──────── Record extracts

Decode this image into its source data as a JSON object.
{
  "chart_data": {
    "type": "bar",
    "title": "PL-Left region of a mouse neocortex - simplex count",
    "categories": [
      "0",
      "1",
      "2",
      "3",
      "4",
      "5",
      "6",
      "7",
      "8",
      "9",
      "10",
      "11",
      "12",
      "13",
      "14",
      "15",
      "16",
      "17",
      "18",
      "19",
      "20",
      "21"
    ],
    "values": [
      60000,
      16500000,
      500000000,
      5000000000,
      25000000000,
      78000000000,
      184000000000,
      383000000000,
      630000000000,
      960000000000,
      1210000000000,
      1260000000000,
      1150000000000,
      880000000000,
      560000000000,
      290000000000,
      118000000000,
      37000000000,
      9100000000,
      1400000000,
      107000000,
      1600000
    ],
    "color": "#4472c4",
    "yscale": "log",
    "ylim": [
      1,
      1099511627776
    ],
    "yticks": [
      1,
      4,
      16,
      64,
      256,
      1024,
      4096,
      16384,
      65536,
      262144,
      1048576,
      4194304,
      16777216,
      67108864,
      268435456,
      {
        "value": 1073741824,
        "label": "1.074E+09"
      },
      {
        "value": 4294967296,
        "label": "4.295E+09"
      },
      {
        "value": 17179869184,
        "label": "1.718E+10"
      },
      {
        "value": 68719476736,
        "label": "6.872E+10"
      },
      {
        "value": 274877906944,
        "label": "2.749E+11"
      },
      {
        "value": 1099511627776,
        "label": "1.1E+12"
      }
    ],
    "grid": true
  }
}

────────────────

Requirements »
State how many lines of the data include the word "label", with nothing else.

Result »
6